-- GIVEN INSTRUCTION --
Can you write out all the lines word for word, with no pictures?

-- RECORDS TO PROCESS --
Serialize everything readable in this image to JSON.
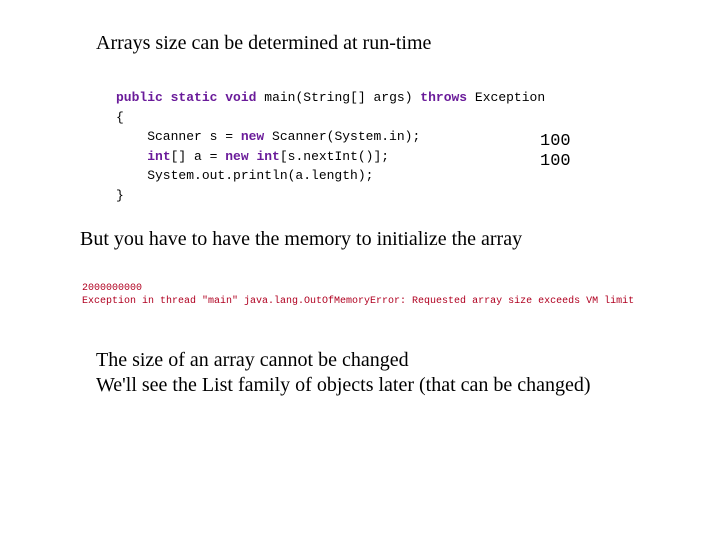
{
  "heading1": "Arrays size can be determined at run-time",
  "code1": {
    "l1_a": "public",
    "l1_b": "static",
    "l1_c": "void",
    "l1_d": " main(String[] args) ",
    "l1_e": "throws",
    "l1_f": " Exception",
    "l2": "{",
    "l3_a": "    Scanner s = ",
    "l3_b": "new",
    "l3_c": " Scanner(System.in);",
    "l4_a": "    ",
    "l4_b": "int",
    "l4_c": "[] a = ",
    "l4_d": "new",
    "l4_e": " ",
    "l4_f": "int",
    "l4_g": "[s.nextInt()];",
    "l5": "    System.out.println(a.length);",
    "l6": "}"
  },
  "output1": {
    "line1": "100",
    "line2": "100"
  },
  "heading2": "But you have to have the memory to initialize the array",
  "error1": {
    "line1": "2000000000",
    "line2": "Exception in thread \"main\" java.lang.OutOfMemoryError: Requested array size exceeds VM limit"
  },
  "para1": {
    "line1": "The size of an array cannot be changed",
    "line2": "We'll see the List family of objects later (that can be changed)"
  }
}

-- COMPLETED EXERCISE --
Serialize everything readable in this image to JSON.
{
  "heading1": "Arrays size can be determined at run-time",
  "code1": {
    "l1_a": "public",
    "l1_b": "static",
    "l1_c": "void",
    "l1_d": " main(String[] args) ",
    "l1_e": "throws",
    "l1_f": " Exception",
    "l2": "{",
    "l3_a": "    Scanner s = ",
    "l3_b": "new",
    "l3_c": " Scanner(System.in);",
    "l4_a": "    ",
    "l4_b": "int",
    "l4_c": "[] a = ",
    "l4_d": "new",
    "l4_e": " ",
    "l4_f": "int",
    "l4_g": "[s.nextInt()];",
    "l5": "    System.out.println(a.length);",
    "l6": "}"
  },
  "output1": {
    "line1": "100",
    "line2": "100"
  },
  "heading2": "But you have to have the memory to initialize the array",
  "error1": {
    "line1": "2000000000",
    "line2": "Exception in thread \"main\" java.lang.OutOfMemoryError: Requested array size exceeds VM limit"
  },
  "para1": {
    "line1": "The size of an array cannot be changed",
    "line2": "We'll see the List family of objects later (that can be changed)"
  }
}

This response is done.